— What the task requires —
Every line with the word "Sistema" in it should be extracted from the data that follows.

Data items:
>>>

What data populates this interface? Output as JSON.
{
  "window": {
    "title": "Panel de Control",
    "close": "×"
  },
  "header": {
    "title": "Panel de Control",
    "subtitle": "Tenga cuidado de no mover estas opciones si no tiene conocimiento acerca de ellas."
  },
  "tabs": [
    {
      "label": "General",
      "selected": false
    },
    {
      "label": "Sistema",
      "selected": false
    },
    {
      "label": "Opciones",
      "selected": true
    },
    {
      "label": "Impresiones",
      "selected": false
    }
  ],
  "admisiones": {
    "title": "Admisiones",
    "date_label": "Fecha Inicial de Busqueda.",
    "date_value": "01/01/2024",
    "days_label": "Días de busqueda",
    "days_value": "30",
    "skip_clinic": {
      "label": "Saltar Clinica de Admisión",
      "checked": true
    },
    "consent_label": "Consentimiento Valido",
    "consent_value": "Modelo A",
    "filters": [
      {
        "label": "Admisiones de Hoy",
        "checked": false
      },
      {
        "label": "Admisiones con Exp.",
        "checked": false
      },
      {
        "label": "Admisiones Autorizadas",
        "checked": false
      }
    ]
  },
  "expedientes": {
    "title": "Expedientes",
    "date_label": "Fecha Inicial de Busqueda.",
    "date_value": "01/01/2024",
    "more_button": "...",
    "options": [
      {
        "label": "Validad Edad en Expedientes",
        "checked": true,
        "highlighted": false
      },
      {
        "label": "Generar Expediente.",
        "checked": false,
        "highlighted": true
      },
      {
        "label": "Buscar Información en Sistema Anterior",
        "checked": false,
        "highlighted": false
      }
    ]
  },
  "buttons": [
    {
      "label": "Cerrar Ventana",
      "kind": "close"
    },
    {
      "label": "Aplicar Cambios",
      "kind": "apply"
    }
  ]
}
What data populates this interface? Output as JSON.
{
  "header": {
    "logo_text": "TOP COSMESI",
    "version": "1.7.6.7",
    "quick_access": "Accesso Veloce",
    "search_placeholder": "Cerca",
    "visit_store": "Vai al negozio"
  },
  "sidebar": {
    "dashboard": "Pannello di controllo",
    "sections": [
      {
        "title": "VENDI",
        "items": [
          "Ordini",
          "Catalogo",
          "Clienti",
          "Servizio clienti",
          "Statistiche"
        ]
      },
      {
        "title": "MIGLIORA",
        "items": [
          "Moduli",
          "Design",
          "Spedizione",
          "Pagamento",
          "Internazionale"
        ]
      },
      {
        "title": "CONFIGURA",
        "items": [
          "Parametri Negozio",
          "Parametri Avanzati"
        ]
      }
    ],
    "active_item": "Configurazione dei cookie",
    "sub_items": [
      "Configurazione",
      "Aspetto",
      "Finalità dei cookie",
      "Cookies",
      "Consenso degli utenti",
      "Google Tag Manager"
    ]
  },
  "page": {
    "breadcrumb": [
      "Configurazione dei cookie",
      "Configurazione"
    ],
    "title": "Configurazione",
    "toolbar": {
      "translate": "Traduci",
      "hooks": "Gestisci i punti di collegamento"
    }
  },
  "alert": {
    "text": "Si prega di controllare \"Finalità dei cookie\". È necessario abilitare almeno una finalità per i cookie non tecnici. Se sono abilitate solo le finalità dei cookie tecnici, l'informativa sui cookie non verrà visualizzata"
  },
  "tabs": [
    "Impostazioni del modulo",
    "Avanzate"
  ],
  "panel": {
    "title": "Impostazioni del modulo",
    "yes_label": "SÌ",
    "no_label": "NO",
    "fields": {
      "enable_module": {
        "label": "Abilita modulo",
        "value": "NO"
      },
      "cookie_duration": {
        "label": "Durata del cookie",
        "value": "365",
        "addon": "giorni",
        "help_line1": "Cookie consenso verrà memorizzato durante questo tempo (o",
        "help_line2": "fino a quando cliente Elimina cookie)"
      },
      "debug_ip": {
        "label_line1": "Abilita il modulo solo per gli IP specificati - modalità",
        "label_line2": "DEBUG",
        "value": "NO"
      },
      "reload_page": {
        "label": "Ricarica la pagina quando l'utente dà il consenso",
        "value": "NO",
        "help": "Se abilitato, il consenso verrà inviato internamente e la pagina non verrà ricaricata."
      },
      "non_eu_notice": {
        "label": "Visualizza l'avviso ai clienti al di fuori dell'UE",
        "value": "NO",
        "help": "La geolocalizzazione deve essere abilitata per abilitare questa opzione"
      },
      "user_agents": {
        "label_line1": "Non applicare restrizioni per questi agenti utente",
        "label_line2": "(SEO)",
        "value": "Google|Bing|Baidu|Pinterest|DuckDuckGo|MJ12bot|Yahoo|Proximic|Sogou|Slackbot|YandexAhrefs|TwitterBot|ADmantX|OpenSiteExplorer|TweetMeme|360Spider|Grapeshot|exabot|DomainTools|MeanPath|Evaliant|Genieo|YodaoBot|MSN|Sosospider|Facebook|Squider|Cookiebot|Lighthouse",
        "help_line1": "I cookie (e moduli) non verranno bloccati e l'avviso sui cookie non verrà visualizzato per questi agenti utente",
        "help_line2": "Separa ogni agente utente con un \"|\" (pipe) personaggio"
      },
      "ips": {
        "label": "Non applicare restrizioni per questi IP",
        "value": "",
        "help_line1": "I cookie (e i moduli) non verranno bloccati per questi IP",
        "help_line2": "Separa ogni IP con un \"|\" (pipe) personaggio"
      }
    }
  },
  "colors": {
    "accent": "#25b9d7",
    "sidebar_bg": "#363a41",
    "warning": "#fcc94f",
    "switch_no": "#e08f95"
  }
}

<<<

— Worked solution —
      "label": "Sistema",
        "label": "Buscar Información en Sistema Anterior",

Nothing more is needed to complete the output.